START Dataset extract
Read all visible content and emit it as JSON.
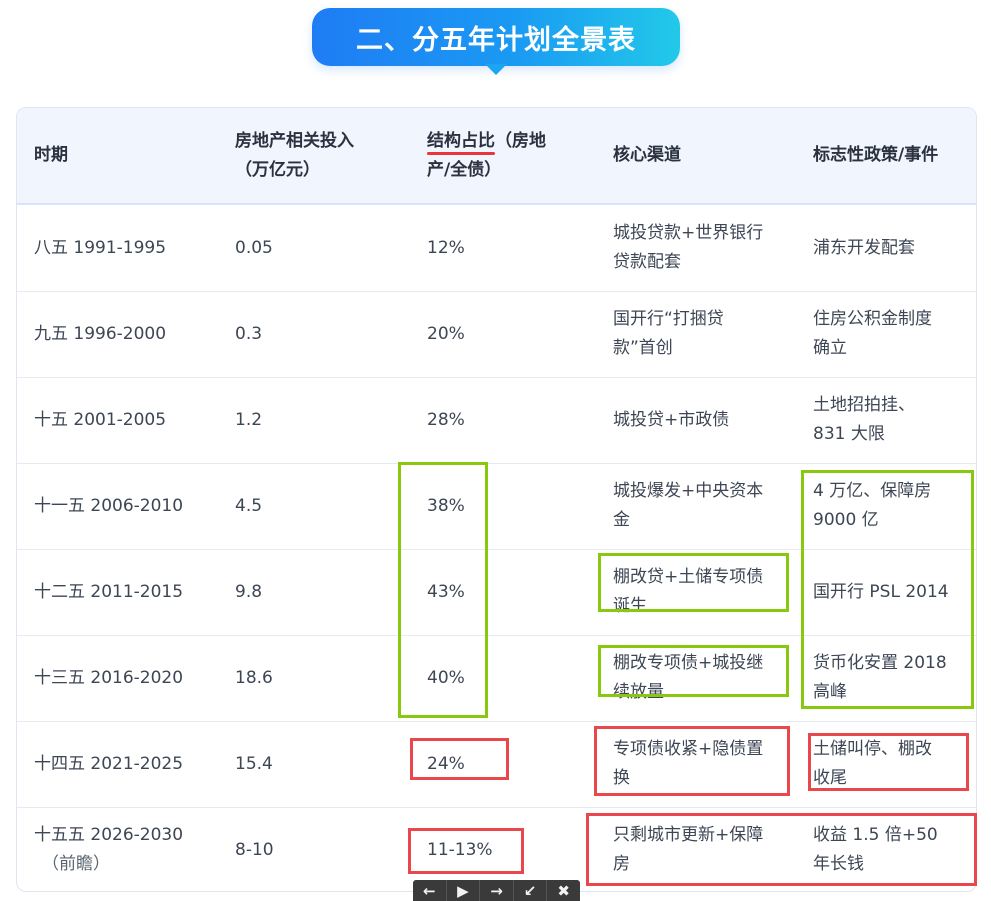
{
  "banner": {
    "title": "二、分五年计划全景表"
  },
  "table": {
    "headers": {
      "col1": "时期",
      "col2_line1": "房地产相关投入",
      "col2_line2": "（万亿元）",
      "col3_marked": "结构占比",
      "col3_rest1": "（房地",
      "col3_line2": "产/全债）",
      "col4": "核心渠道",
      "col5": "标志性政策/事件"
    },
    "rows": [
      {
        "period": "八五 1991-1995",
        "period_note": "",
        "investment": "0.05",
        "share": "12%",
        "channel_l1": "城投贷款+世界银行",
        "channel_l2": "贷款配套",
        "event_l1": "浦东开发配套",
        "event_l2": ""
      },
      {
        "period": "九五 1996-2000",
        "period_note": "",
        "investment": "0.3",
        "share": "20%",
        "channel_l1": "国开行“打捆贷",
        "channel_l2": "款”首创",
        "event_l1": "住房公积金制度",
        "event_l2": "确立"
      },
      {
        "period": "十五 2001-2005",
        "period_note": "",
        "investment": "1.2",
        "share": "28%",
        "channel_l1": "城投贷+市政债",
        "channel_l2": "",
        "event_l1": "土地招拍挂、",
        "event_l2": "831 大限"
      },
      {
        "period": "十一五 2006-2010",
        "period_note": "",
        "investment": "4.5",
        "share": "38%",
        "channel_l1": "城投爆发+中央资本",
        "channel_l2": "金",
        "event_l1": "4 万亿、保障房",
        "event_l2": "9000 亿"
      },
      {
        "period": "十二五 2011-2015",
        "period_note": "",
        "investment": "9.8",
        "share": "43%",
        "channel_l1": "棚改贷+土储专项债",
        "channel_l2": "诞生",
        "event_l1": "国开行 PSL 2014",
        "event_l2": ""
      },
      {
        "period": "十三五 2016-2020",
        "period_note": "",
        "investment": "18.6",
        "share": "40%",
        "channel_l1": "棚改专项债+城投继",
        "channel_l2": "续放量",
        "event_l1": "货币化安置 2018",
        "event_l2": "高峰"
      },
      {
        "period": "十四五 2021-2025",
        "period_note": "",
        "investment": "15.4",
        "share": "24%",
        "channel_l1": "专项债收紧+隐债置",
        "channel_l2": "换",
        "event_l1": "土储叫停、棚改",
        "event_l2": "收尾"
      },
      {
        "period": "十五五 2026-2030",
        "period_note": "（前瞻）",
        "investment": "8-10",
        "share": "11-13%",
        "channel_l1": "只剩城市更新+保障",
        "channel_l2": "房",
        "event_l1": "收益 1.5 倍+50",
        "event_l2": "年长钱"
      }
    ]
  },
  "colors": {
    "banner_start": "#1f7cf5",
    "banner_end": "#22c9e9",
    "highlight_green": "#88c80e",
    "highlight_red": "#e8474b"
  },
  "toolbar": {
    "icons": [
      "arrow-left-icon",
      "play-icon",
      "arrow-right-icon",
      "shrink-icon",
      "close-icon"
    ]
  }
}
END Dataset extract
### Task objective
Reproduce all of the data exactly, omitting each picture it holds.

### The response
Read all visible content and emit it as JSON.
{
  "banner": {
    "title": "二、分五年计划全景表"
  },
  "table": {
    "headers": {
      "col1": "时期",
      "col2_line1": "房地产相关投入",
      "col2_line2": "（万亿元）",
      "col3_marked": "结构占比",
      "col3_rest1": "（房地",
      "col3_line2": "产/全债）",
      "col4": "核心渠道",
      "col5": "标志性政策/事件"
    },
    "rows": [
      {
        "period": "八五 1991-1995",
        "period_note": "",
        "investment": "0.05",
        "share": "12%",
        "channel_l1": "城投贷款+世界银行",
        "channel_l2": "贷款配套",
        "event_l1": "浦东开发配套",
        "event_l2": ""
      },
      {
        "period": "九五 1996-2000",
        "period_note": "",
        "investment": "0.3",
        "share": "20%",
        "channel_l1": "国开行“打捆贷",
        "channel_l2": "款”首创",
        "event_l1": "住房公积金制度",
        "event_l2": "确立"
      },
      {
        "period": "十五 2001-2005",
        "period_note": "",
        "investment": "1.2",
        "share": "28%",
        "channel_l1": "城投贷+市政债",
        "channel_l2": "",
        "event_l1": "土地招拍挂、",
        "event_l2": "831 大限"
      },
      {
        "period": "十一五 2006-2010",
        "period_note": "",
        "investment": "4.5",
        "share": "38%",
        "channel_l1": "城投爆发+中央资本",
        "channel_l2": "金",
        "event_l1": "4 万亿、保障房",
        "event_l2": "9000 亿"
      },
      {
        "period": "十二五 2011-2015",
        "period_note": "",
        "investment": "9.8",
        "share": "43%",
        "channel_l1": "棚改贷+土储专项债",
        "channel_l2": "诞生",
        "event_l1": "国开行 PSL 2014",
        "event_l2": ""
      },
      {
        "period": "十三五 2016-2020",
        "period_note": "",
        "investment": "18.6",
        "share": "40%",
        "channel_l1": "棚改专项债+城投继",
        "channel_l2": "续放量",
        "event_l1": "货币化安置 2018",
        "event_l2": "高峰"
      },
      {
        "period": "十四五 2021-2025",
        "period_note": "",
        "investment": "15.4",
        "share": "24%",
        "channel_l1": "专项债收紧+隐债置",
        "channel_l2": "换",
        "event_l1": "土储叫停、棚改",
        "event_l2": "收尾"
      },
      {
        "period": "十五五 2026-2030",
        "period_note": "（前瞻）",
        "investment": "8-10",
        "share": "11-13%",
        "channel_l1": "只剩城市更新+保障",
        "channel_l2": "房",
        "event_l1": "收益 1.5 倍+50",
        "event_l2": "年长钱"
      }
    ]
  },
  "colors": {
    "banner_start": "#1f7cf5",
    "banner_end": "#22c9e9",
    "highlight_green": "#88c80e",
    "highlight_red": "#e8474b"
  },
  "toolbar": {
    "icons": [
      "arrow-left-icon",
      "play-icon",
      "arrow-right-icon",
      "shrink-icon",
      "close-icon"
    ]
  }
}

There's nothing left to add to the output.